Records of visual layouts
____

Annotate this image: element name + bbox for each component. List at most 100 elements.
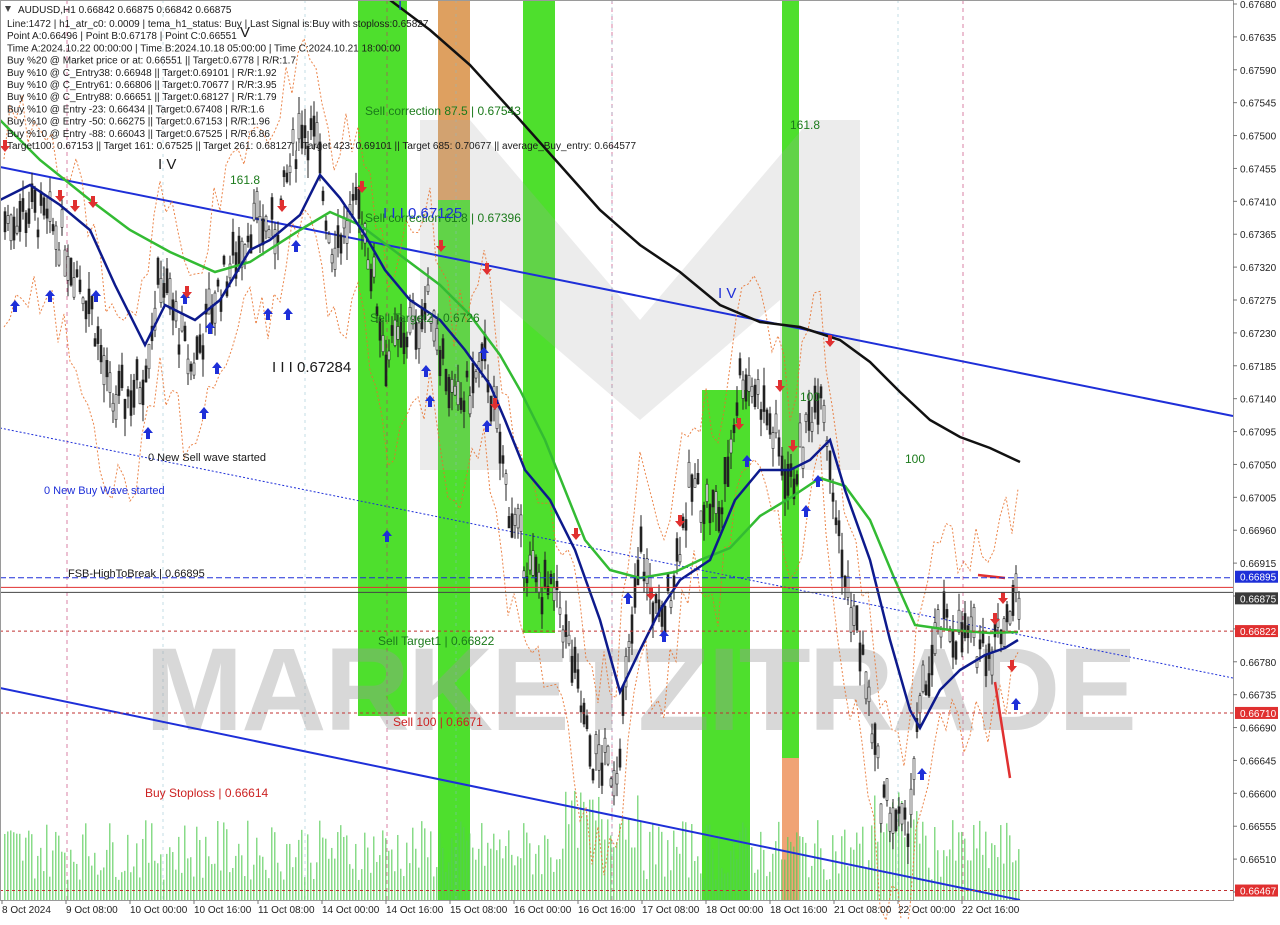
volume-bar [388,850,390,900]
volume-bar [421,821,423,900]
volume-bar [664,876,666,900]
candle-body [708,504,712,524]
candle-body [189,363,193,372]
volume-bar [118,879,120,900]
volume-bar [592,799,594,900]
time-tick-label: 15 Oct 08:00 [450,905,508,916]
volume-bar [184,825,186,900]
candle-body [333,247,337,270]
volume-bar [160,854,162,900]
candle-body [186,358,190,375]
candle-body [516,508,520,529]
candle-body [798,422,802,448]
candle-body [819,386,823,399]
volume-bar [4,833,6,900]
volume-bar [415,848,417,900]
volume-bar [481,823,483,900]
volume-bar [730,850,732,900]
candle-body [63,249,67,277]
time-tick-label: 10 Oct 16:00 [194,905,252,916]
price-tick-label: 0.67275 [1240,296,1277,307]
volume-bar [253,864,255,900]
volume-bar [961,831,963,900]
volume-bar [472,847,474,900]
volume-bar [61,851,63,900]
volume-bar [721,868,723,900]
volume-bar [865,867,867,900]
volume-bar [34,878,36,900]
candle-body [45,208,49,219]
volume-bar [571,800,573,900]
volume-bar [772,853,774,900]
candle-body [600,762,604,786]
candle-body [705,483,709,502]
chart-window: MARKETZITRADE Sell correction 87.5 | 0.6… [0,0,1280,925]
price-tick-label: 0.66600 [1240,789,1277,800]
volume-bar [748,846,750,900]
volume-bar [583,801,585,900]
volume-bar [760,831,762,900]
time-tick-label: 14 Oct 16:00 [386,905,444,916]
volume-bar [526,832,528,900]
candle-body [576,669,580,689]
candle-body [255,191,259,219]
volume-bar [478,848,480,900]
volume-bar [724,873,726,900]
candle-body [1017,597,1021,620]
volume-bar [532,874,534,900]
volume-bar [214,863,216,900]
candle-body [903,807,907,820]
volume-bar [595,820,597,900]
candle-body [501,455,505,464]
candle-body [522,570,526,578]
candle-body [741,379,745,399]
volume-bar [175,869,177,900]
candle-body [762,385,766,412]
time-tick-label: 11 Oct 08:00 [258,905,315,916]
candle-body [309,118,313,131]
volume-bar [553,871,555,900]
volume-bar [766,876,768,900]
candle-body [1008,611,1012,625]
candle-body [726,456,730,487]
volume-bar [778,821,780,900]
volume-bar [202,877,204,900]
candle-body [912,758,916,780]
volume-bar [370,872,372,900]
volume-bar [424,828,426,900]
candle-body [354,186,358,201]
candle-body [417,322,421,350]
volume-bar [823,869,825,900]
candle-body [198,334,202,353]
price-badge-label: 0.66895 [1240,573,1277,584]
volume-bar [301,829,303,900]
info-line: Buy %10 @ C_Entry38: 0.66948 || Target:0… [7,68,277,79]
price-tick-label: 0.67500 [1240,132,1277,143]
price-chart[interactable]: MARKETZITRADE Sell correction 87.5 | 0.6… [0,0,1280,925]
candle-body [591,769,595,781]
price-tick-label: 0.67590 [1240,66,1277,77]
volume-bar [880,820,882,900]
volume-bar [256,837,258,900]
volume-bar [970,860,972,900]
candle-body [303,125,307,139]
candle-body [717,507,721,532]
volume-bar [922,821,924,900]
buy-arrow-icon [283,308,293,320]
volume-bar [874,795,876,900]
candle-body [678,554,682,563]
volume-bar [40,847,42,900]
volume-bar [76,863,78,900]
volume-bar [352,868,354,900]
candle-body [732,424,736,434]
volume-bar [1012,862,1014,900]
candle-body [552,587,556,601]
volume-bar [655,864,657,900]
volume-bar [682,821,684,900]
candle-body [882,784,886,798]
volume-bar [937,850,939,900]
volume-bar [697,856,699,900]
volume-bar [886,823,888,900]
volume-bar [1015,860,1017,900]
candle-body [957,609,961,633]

____

▶ **YOUR INSTRUCTIONS**
Locate each line in the material above that contains the string "correction" and copy every such line in full.

▶ **TASK RESPONSE**
chart-window: MARKETZITRADE Sell correction 87.5 | 0.6… [0,0,1280,925]
price-chart[interactable]: MARKETZITRADE Sell correction 87.5 | 0.6… [0,0,1280,925]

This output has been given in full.